(Aim of the task):
Gather every line among the items that contains the string "stats", treating uppercase and lowercase as different.

(Element location data):
|---|
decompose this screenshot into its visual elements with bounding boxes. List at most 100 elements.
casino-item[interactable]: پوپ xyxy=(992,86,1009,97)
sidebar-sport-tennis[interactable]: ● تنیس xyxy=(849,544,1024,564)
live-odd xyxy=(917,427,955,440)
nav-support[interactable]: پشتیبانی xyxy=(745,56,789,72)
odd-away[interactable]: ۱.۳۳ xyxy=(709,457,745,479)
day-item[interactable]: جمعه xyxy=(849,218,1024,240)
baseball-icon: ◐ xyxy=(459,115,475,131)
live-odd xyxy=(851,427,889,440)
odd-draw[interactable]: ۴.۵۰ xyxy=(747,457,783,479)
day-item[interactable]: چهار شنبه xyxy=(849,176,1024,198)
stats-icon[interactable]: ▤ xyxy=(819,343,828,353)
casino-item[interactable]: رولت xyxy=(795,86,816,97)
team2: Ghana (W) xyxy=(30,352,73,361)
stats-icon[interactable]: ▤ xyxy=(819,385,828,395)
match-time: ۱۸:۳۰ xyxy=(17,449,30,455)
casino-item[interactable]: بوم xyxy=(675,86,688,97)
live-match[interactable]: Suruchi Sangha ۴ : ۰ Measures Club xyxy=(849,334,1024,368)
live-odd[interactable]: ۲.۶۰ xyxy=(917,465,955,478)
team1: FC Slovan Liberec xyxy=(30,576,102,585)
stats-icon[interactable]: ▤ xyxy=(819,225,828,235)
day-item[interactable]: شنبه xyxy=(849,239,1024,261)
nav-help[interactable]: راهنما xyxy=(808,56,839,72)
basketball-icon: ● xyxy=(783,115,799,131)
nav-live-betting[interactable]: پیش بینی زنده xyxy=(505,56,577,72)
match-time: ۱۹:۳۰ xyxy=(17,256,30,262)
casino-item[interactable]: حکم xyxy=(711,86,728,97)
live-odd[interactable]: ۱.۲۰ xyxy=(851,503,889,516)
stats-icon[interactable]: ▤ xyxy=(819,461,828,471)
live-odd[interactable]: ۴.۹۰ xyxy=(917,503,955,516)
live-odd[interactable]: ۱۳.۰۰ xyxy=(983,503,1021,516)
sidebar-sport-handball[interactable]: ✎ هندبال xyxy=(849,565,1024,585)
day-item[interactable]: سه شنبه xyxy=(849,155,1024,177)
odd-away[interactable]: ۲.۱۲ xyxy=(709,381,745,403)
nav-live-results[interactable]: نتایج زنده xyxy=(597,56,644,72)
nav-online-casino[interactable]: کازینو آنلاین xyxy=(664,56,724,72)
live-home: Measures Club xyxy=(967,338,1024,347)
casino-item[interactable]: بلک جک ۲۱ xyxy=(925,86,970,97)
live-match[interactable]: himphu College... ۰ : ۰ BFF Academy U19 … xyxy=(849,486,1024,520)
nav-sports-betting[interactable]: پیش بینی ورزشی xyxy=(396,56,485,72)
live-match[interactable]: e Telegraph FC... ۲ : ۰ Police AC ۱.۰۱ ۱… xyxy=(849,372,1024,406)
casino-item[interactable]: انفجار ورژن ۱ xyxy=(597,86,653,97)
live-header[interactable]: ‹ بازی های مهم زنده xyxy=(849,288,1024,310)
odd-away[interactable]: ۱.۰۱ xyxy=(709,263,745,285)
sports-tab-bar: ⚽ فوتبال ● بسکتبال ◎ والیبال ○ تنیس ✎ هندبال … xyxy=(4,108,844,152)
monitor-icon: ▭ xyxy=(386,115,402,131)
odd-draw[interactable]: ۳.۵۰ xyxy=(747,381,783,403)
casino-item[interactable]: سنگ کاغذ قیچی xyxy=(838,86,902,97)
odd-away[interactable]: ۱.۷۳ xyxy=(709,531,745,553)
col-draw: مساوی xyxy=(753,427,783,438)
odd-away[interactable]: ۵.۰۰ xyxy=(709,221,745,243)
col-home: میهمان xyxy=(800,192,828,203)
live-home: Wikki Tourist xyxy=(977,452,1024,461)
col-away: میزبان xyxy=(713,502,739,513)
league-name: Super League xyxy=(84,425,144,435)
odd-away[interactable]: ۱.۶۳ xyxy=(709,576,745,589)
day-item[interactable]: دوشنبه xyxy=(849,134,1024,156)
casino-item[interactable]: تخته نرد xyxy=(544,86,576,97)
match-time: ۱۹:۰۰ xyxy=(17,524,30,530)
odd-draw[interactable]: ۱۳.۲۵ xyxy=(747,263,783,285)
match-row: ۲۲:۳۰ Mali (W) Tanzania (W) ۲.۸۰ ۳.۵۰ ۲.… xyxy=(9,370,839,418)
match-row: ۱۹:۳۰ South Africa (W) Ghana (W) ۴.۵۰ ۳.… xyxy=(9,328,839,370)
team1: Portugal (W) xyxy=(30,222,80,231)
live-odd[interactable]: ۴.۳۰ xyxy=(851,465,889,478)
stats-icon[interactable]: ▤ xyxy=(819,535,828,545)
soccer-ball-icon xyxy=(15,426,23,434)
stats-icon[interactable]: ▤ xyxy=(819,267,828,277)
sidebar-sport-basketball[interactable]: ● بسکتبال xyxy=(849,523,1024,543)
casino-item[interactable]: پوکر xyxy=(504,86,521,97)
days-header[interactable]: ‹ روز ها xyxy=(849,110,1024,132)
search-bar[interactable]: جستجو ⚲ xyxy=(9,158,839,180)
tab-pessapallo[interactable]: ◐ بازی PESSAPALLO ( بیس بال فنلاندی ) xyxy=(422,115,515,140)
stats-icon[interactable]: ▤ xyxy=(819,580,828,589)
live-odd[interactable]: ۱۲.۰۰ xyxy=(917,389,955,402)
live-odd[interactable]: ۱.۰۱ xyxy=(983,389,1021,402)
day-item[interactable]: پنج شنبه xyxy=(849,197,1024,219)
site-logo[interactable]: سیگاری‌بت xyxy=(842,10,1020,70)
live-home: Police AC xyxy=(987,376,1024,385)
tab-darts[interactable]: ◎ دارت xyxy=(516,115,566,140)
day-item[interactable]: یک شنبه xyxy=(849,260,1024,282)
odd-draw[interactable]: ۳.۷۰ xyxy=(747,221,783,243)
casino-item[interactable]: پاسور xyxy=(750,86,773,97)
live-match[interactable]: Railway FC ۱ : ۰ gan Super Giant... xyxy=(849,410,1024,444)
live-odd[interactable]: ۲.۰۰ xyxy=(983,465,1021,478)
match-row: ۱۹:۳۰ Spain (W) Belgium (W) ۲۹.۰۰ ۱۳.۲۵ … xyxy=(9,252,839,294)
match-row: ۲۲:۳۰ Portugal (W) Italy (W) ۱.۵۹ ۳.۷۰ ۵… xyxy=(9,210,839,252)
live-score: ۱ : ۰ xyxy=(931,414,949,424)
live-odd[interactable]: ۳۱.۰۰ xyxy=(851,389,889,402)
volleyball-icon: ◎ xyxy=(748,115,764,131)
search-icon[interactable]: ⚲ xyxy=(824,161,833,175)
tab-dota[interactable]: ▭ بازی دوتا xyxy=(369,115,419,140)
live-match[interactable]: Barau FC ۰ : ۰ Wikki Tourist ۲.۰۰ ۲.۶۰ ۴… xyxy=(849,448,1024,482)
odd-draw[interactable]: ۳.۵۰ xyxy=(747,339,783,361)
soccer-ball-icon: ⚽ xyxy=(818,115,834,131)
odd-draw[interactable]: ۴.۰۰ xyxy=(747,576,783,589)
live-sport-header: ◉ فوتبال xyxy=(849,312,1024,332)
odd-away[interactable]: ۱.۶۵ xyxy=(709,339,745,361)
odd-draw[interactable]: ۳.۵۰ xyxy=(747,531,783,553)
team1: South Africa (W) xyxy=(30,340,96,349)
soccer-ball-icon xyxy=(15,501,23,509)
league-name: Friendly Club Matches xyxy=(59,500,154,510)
|---|
(Problem solution):
stats-icon[interactable]: ▤ xyxy=(819,343,828,353)
stats-icon[interactable]: ▤ xyxy=(819,385,828,395)
stats-icon[interactable]: ▤ xyxy=(819,225,828,235)
stats-icon[interactable]: ▤ xyxy=(819,461,828,471)
stats-icon[interactable]: ▤ xyxy=(819,535,828,545)
stats-icon[interactable]: ▤ xyxy=(819,267,828,277)
stats-icon[interactable]: ▤ xyxy=(819,580,828,589)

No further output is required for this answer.